Directions for this task: Count lines holding the string "MARCADOR" in the data that follows. Reply with one number only.

Material provided:

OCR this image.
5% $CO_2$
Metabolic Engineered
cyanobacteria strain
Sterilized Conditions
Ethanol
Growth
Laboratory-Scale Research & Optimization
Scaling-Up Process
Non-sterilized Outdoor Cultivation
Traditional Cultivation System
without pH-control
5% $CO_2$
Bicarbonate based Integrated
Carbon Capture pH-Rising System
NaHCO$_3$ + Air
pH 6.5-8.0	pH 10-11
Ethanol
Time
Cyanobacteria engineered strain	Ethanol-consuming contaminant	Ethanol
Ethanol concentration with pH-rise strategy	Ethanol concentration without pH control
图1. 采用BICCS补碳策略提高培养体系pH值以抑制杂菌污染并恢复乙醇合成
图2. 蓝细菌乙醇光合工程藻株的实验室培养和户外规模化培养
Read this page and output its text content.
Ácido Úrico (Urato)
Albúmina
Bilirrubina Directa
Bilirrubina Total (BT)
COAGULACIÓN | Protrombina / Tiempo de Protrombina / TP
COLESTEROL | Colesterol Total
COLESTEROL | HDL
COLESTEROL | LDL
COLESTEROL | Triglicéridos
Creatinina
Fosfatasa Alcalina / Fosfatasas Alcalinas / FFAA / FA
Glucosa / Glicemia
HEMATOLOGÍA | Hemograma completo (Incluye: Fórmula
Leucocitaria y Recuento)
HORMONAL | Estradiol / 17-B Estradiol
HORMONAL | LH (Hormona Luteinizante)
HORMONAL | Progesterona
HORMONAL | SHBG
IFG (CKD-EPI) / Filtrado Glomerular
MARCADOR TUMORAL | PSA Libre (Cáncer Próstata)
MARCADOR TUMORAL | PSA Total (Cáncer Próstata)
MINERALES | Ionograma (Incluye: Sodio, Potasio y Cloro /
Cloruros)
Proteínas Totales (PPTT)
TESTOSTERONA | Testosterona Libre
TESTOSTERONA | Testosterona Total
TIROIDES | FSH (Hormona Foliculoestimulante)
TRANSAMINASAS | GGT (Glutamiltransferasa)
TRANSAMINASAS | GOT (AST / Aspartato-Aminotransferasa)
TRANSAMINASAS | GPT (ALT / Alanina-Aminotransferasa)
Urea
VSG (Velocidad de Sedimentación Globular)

Result of the task: 2